**Task inputs**:
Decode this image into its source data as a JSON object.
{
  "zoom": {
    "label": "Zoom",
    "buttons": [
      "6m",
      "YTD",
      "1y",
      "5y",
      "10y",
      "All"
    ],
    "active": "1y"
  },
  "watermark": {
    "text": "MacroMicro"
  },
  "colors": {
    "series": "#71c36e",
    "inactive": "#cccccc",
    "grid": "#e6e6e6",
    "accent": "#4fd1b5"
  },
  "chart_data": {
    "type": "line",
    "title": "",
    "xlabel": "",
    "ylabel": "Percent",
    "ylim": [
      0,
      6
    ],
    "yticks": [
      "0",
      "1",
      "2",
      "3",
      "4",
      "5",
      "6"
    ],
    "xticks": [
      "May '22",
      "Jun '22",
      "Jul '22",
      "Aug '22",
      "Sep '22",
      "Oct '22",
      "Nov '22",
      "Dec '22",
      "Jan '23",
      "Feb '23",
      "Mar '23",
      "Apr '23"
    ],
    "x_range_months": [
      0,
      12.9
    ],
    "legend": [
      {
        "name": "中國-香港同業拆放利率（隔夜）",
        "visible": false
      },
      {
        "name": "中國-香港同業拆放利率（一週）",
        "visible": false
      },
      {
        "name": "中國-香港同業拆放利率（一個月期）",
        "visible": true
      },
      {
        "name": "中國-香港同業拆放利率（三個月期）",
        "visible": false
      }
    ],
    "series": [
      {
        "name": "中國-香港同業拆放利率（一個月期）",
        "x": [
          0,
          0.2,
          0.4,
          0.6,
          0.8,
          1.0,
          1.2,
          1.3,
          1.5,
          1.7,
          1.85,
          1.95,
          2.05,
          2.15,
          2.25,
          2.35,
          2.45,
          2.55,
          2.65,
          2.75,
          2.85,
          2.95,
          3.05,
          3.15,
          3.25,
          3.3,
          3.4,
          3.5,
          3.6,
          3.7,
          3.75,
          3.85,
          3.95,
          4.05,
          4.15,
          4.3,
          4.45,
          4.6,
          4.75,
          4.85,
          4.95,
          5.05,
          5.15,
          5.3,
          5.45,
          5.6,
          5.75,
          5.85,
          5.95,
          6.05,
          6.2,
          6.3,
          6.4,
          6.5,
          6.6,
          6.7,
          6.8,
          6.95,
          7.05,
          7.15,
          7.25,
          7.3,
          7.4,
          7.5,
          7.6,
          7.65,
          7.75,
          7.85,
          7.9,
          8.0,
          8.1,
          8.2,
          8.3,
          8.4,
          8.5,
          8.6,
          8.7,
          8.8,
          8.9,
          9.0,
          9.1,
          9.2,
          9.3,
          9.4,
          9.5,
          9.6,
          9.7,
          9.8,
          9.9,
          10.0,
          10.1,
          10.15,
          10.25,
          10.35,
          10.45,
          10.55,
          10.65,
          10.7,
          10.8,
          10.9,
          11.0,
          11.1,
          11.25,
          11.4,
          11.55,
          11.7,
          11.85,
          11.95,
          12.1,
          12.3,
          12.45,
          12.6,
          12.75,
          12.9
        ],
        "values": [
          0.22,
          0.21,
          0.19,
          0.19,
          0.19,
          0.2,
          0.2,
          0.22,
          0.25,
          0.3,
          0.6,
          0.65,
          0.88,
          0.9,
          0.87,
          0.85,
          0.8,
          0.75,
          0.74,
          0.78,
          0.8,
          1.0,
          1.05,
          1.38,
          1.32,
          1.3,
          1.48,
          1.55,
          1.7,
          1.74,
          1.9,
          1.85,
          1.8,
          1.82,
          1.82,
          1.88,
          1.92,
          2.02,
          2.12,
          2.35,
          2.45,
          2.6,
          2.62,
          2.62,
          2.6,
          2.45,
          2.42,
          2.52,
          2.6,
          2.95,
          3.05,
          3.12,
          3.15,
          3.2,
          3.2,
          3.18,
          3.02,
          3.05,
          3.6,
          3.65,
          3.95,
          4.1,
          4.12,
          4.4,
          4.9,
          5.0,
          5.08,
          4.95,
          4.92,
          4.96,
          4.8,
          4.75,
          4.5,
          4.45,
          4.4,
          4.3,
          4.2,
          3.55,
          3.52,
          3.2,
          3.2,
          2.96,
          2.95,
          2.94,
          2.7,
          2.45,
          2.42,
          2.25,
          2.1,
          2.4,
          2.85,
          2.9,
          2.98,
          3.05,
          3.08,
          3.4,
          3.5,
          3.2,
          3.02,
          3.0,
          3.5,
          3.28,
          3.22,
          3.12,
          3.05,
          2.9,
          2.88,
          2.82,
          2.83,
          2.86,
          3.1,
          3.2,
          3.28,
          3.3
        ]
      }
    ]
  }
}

**Task instructions**: Quote the entire listing above exactly.

**Exercise response**:
Decode this image into its source data as a JSON object.
{
  "zoom": {
    "label": "Zoom",
    "buttons": [
      "6m",
      "YTD",
      "1y",
      "5y",
      "10y",
      "All"
    ],
    "active": "1y"
  },
  "watermark": {
    "text": "MacroMicro"
  },
  "colors": {
    "series": "#71c36e",
    "inactive": "#cccccc",
    "grid": "#e6e6e6",
    "accent": "#4fd1b5"
  },
  "chart_data": {
    "type": "line",
    "title": "",
    "xlabel": "",
    "ylabel": "Percent",
    "ylim": [
      0,
      6
    ],
    "yticks": [
      "0",
      "1",
      "2",
      "3",
      "4",
      "5",
      "6"
    ],
    "xticks": [
      "May '22",
      "Jun '22",
      "Jul '22",
      "Aug '22",
      "Sep '22",
      "Oct '22",
      "Nov '22",
      "Dec '22",
      "Jan '23",
      "Feb '23",
      "Mar '23",
      "Apr '23"
    ],
    "x_range_months": [
      0,
      12.9
    ],
    "legend": [
      {
        "name": "中國-香港同業拆放利率（隔夜）",
        "visible": false
      },
      {
        "name": "中國-香港同業拆放利率（一週）",
        "visible": false
      },
      {
        "name": "中國-香港同業拆放利率（一個月期）",
        "visible": true
      },
      {
        "name": "中國-香港同業拆放利率（三個月期）",
        "visible": false
      }
    ],
    "series": [
      {
        "name": "中國-香港同業拆放利率（一個月期）",
        "x": [
          0,
          0.2,
          0.4,
          0.6,
          0.8,
          1.0,
          1.2,
          1.3,
          1.5,
          1.7,
          1.85,
          1.95,
          2.05,
          2.15,
          2.25,
          2.35,
          2.45,
          2.55,
          2.65,
          2.75,
          2.85,
          2.95,
          3.05,
          3.15,
          3.25,
          3.3,
          3.4,
          3.5,
          3.6,
          3.7,
          3.75,
          3.85,
          3.95,
          4.05,
          4.15,
          4.3,
          4.45,
          4.6,
          4.75,
          4.85,
          4.95,
          5.05,
          5.15,
          5.3,
          5.45,
          5.6,
          5.75,
          5.85,
          5.95,
          6.05,
          6.2,
          6.3,
          6.4,
          6.5,
          6.6,
          6.7,
          6.8,
          6.95,
          7.05,
          7.15,
          7.25,
          7.3,
          7.4,
          7.5,
          7.6,
          7.65,
          7.75,
          7.85,
          7.9,
          8.0,
          8.1,
          8.2,
          8.3,
          8.4,
          8.5,
          8.6,
          8.7,
          8.8,
          8.9,
          9.0,
          9.1,
          9.2,
          9.3,
          9.4,
          9.5,
          9.6,
          9.7,
          9.8,
          9.9,
          10.0,
          10.1,
          10.15,
          10.25,
          10.35,
          10.45,
          10.55,
          10.65,
          10.7,
          10.8,
          10.9,
          11.0,
          11.1,
          11.25,
          11.4,
          11.55,
          11.7,
          11.85,
          11.95,
          12.1,
          12.3,
          12.45,
          12.6,
          12.75,
          12.9
        ],
        "values": [
          0.22,
          0.21,
          0.19,
          0.19,
          0.19,
          0.2,
          0.2,
          0.22,
          0.25,
          0.3,
          0.6,
          0.65,
          0.88,
          0.9,
          0.87,
          0.85,
          0.8,
          0.75,
          0.74,
          0.78,
          0.8,
          1.0,
          1.05,
          1.38,
          1.32,
          1.3,
          1.48,
          1.55,
          1.7,
          1.74,
          1.9,
          1.85,
          1.8,
          1.82,
          1.82,
          1.88,
          1.92,
          2.02,
          2.12,
          2.35,
          2.45,
          2.6,
          2.62,
          2.62,
          2.6,
          2.45,
          2.42,
          2.52,
          2.6,
          2.95,
          3.05,
          3.12,
          3.15,
          3.2,
          3.2,
          3.18,
          3.02,
          3.05,
          3.6,
          3.65,
          3.95,
          4.1,
          4.12,
          4.4,
          4.9,
          5.0,
          5.08,
          4.95,
          4.92,
          4.96,
          4.8,
          4.75,
          4.5,
          4.45,
          4.4,
          4.3,
          4.2,
          3.55,
          3.52,
          3.2,
          3.2,
          2.96,
          2.95,
          2.94,
          2.7,
          2.45,
          2.42,
          2.25,
          2.1,
          2.4,
          2.85,
          2.9,
          2.98,
          3.05,
          3.08,
          3.4,
          3.5,
          3.2,
          3.02,
          3.0,
          3.5,
          3.28,
          3.22,
          3.12,
          3.05,
          2.9,
          2.88,
          2.82,
          2.83,
          2.86,
          3.1,
          3.2,
          3.28,
          3.3
        ]
      }
    ]
  }
}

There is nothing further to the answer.